_Task prompt_: Locate every line in the material below that has the word "kuin". Copy each of those lines.

[Start of Provided records]

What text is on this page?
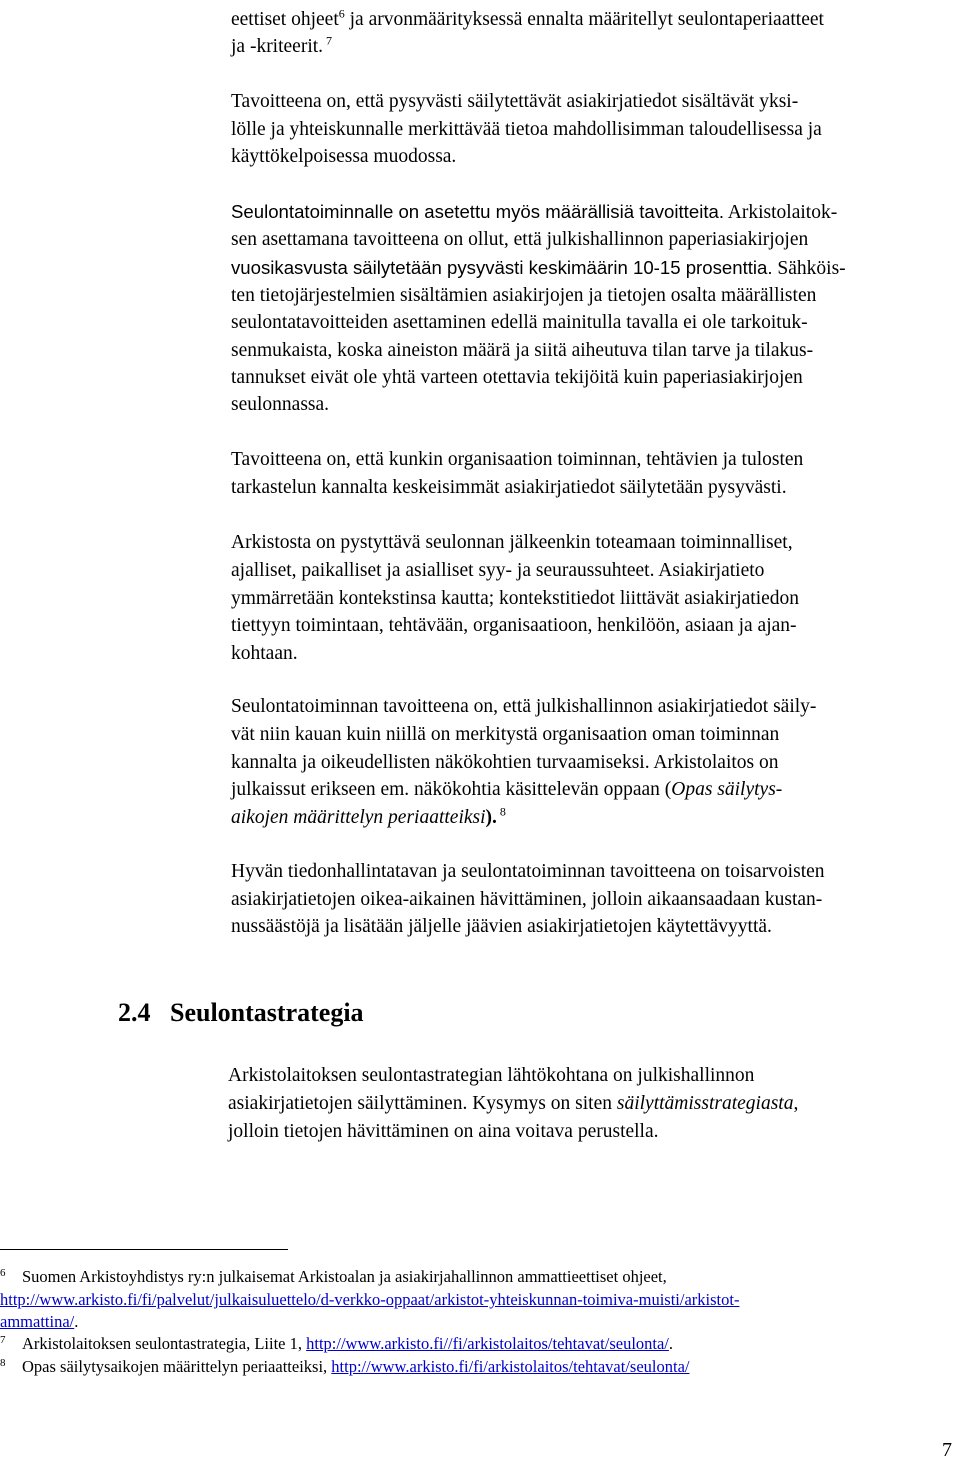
eettiset ohjeet$^6$ ja arvonmäärityksessä ennalta määritellyt seulontaperiaatteet
ja -kriteerit. $^7$
Tavoitteena on, että pysyvästi säilytettävät asiakirjatiedot sisältävät yksi-
lölle ja yhteiskunnalle merkittävää tietoa mahdollisimman taloudellisessa ja
käyttökelpoisessa muodossa.
Seulontatoiminnalle on asetettu myös määrällisiä tavoitteita. Arkistolaitok-
sen asettamana tavoitteena on ollut, että julkishallinnon paperiasiakirjojen
vuosikasvusta säilytetään pysyvästi keskimäärin 10-15 prosenttia. Sähköis-
ten tietojärjestelmien sisältämien asiakirjojen ja tietojen osalta määrällisten
seulontatavoitteiden asettaminen edellä mainitulla tavalla ei ole tarkoituk-
senmukaista, koska aineiston määrä ja siitä aiheutuva tilan tarve ja tilakus-
tannukset eivät ole yhtä varteen otettavia tekijöitä kuin paperiasiakirjojen
seulonnassa.
Tavoitteena on, että kunkin organisaation toiminnan, tehtävien ja tulosten
tarkastelun kannalta keskeisimmät asiakirjatiedot säilytetään pysyvästi.
Arkistosta on pystyttävä seulonnan jälkeenkin toteamaan toiminnalliset,
ajalliset, paikalliset ja asialliset syy- ja seuraussuhteet. Asiakirjatieto
ymmärretään kontekstinsa kautta; kontekstitiedot liittävät asiakirjatiedon
tiettyyn toimintaan, tehtävään, organisaatioon, henkilöön, asiaan ja ajan-
kohtaan.
Seulontatoiminnan tavoitteena on, että julkishallinnon asiakirjatiedot säily-
vät niin kauan kuin niillä on merkitystä organisaation oman toiminnan
kannalta ja oikeudellisten näkökohtien turvaamiseksi. Arkistolaitos on
julkaissut erikseen em. näkökohtia käsittelevän oppaan (Opas säilytys-
aikojen määrittelyn periaatteiksi). $^8$
Hyvän tiedonhallintatavan ja seulontatoiminnan tavoitteena on toisarvoisten
asiakirjatietojen oikea-aikainen hävittäminen, jolloin aikaansaadaan kustan-
nussäästöjä ja lisätään jäljelle jäävien asiakirjatietojen käytettävyyttä.
2.4 Seulontastrategia
Arkistolaitoksen seulontastrategian lähtökohtana on julkishallinnon
asiakirjatietojen säilyttäminen. Kysymys on siten säilyttämisstrategiasta,
jolloin tietojen hävittäminen on aina voitava perustella.
6 Suomen Arkistoyhdistys ry:n julkaisemat Arkistoalan ja asiakirjahallinnon ammattieettiset ohjeet,
http://www.arkisto.fi/fi/palvelut/julkaisuluettelo/d-verkko-oppaat/arkistot-yhteiskunnan-toimiva-muisti/arkistot-
ammattina/.
7 Arkistolaitoksen seulontastrategia, Liite 1, http://www.arkisto.fi//fi/arkistolaitos/tehtavat/seulonta/.
8 Opas säilytysaikojen määrittelyn periaatteiksi, http://www.arkisto.fi/fi/arkistolaitos/tehtavat/seulonta/
7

[End of Provided records]

_Solution_:
tannukset eivät ole yhtä varteen otettavia tekijöitä kuin paperiasiakirjojen
vät niin kauan kuin niillä on merkitystä organisaation oman toiminnan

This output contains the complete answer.